Required task: Copy every record below exactly.

------------------------

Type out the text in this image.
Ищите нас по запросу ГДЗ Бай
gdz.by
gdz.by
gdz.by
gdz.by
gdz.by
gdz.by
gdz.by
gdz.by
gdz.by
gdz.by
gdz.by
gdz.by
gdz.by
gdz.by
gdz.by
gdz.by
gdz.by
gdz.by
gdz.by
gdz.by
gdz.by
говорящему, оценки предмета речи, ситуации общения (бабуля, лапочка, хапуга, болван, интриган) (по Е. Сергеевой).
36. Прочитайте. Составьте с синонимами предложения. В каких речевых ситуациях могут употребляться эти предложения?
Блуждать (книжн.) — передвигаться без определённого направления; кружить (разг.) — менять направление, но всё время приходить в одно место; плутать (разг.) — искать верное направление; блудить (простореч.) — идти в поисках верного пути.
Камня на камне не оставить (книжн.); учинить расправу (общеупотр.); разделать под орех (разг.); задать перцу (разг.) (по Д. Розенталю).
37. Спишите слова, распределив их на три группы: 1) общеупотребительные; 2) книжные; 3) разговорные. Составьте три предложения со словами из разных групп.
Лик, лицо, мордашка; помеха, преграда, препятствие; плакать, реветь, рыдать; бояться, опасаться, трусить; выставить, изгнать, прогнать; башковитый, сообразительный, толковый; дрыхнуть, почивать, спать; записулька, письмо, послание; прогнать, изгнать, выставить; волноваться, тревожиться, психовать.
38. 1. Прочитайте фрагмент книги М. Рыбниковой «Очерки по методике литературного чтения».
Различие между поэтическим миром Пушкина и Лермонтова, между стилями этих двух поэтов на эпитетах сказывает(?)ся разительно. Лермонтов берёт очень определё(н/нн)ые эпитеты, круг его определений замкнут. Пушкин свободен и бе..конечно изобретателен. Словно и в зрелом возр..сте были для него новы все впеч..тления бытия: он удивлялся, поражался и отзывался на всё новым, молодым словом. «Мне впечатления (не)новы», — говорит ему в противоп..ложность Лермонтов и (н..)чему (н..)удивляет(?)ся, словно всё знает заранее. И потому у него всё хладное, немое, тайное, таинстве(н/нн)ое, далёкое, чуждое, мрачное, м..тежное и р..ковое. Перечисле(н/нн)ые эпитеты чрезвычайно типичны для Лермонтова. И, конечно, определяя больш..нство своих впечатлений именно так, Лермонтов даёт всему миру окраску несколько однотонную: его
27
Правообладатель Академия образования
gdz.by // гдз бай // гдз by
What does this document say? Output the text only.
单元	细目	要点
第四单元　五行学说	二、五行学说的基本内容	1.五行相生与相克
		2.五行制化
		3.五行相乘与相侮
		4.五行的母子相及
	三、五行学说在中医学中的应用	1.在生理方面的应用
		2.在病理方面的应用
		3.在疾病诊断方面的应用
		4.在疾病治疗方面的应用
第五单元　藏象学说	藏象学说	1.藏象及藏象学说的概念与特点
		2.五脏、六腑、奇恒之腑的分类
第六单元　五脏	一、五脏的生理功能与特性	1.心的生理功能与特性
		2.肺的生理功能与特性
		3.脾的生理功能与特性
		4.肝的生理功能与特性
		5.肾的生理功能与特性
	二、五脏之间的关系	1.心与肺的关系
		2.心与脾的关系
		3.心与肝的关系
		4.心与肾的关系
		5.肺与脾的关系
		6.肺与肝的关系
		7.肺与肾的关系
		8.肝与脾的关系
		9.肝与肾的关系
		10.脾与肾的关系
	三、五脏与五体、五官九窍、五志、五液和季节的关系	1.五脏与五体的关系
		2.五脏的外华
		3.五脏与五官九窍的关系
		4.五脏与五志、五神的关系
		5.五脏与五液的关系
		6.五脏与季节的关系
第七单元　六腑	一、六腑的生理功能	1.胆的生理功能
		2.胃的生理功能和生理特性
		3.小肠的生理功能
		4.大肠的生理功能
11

------------------------

Answer for the task:
Type out the text in this image.
Ищите нас по запросу ГДЗ Бай
gdz.by
gdz.by
gdz.by
gdz.by
gdz.by
gdz.by
gdz.by
gdz.by
gdz.by
gdz.by
gdz.by
gdz.by
gdz.by
gdz.by
gdz.by
gdz.by
gdz.by
gdz.by
gdz.by
gdz.by
gdz.by
говорящему, оценки предмета речи, ситуации общения (бабуля, лапочка, хапуга, болван, интриган) (по Е. Сергеевой).
36. Прочитайте. Составьте с синонимами предложения. В каких речевых ситуациях могут употребляться эти предложения?
Блуждать (книжн.) — передвигаться без определённого направления; кружить (разг.) — менять направление, но всё время приходить в одно место; плутать (разг.) — искать верное направление; блудить (простореч.) — идти в поисках верного пути.
Камня на камне не оставить (книжн.); учинить расправу (общеупотр.); разделать под орех (разг.); задать перцу (разг.) (по Д. Розенталю).
37. Спишите слова, распределив их на три группы: 1) общеупотребительные; 2) книжные; 3) разговорные. Составьте три предложения со словами из разных групп.
Лик, лицо, мордашка; помеха, преграда, препятствие; плакать, реветь, рыдать; бояться, опасаться, трусить; выставить, изгнать, прогнать; башковитый, сообразительный, толковый; дрыхнуть, почивать, спать; записулька, письмо, послание; прогнать, изгнать, выставить; волноваться, тревожиться, психовать.
38. 1. Прочитайте фрагмент книги М. Рыбниковой «Очерки по методике литературного чтения».
Различие между поэтическим миром Пушкина и Лермонтова, между стилями этих двух поэтов на эпитетах сказывает(?)ся разительно. Лермонтов берёт очень определё(н/нн)ые эпитеты, круг его определений замкнут. Пушкин свободен и бе..конечно изобретателен. Словно и в зрелом возр..сте были для него новы все впеч..тления бытия: он удивлялся, поражался и отзывался на всё новым, молодым словом. «Мне впечатления (не)новы», — говорит ему в противоп..ложность Лермонтов и (н..)чему (н..)удивляет(?)ся, словно всё знает заранее. И потому у него всё хладное, немое, тайное, таинстве(н/нн)ое, далёкое, чуждое, мрачное, м..тежное и р..ковое. Перечисле(н/нн)ые эпитеты чрезвычайно типичны для Лермонтова. И, конечно, определяя больш..нство своих впечатлений именно так, Лермонтов даёт всему миру окраску несколько однотонную: его
27
Правообладатель Академия образования
gdz.by // гдз бай // гдз by
What does this document say? Output the text only.
单元	细目	要点
第四单元　五行学说	二、五行学说的基本内容	1.五行相生与相克
		2.五行制化
		3.五行相乘与相侮
		4.五行的母子相及
	三、五行学说在中医学中的应用	1.在生理方面的应用
		2.在病理方面的应用
		3.在疾病诊断方面的应用
		4.在疾病治疗方面的应用
第五单元　藏象学说	藏象学说	1.藏象及藏象学说的概念与特点
		2.五脏、六腑、奇恒之腑的分类
第六单元　五脏	一、五脏的生理功能与特性	1.心的生理功能与特性
		2.肺的生理功能与特性
		3.脾的生理功能与特性
		4.肝的生理功能与特性
		5.肾的生理功能与特性
	二、五脏之间的关系	1.心与肺的关系
		2.心与脾的关系
		3.心与肝的关系
		4.心与肾的关系
		5.肺与脾的关系
		6.肺与肝的关系
		7.肺与肾的关系
		8.肝与脾的关系
		9.肝与肾的关系
		10.脾与肾的关系
	三、五脏与五体、五官九窍、五志、五液和季节的关系	1.五脏与五体的关系
		2.五脏的外华
		3.五脏与五官九窍的关系
		4.五脏与五志、五神的关系
		5.五脏与五液的关系
		6.五脏与季节的关系
第七单元　六腑	一、六腑的生理功能	1.胆的生理功能
		2.胃的生理功能和生理特性
		3.小肠的生理功能
		4.大肠的生理功能
11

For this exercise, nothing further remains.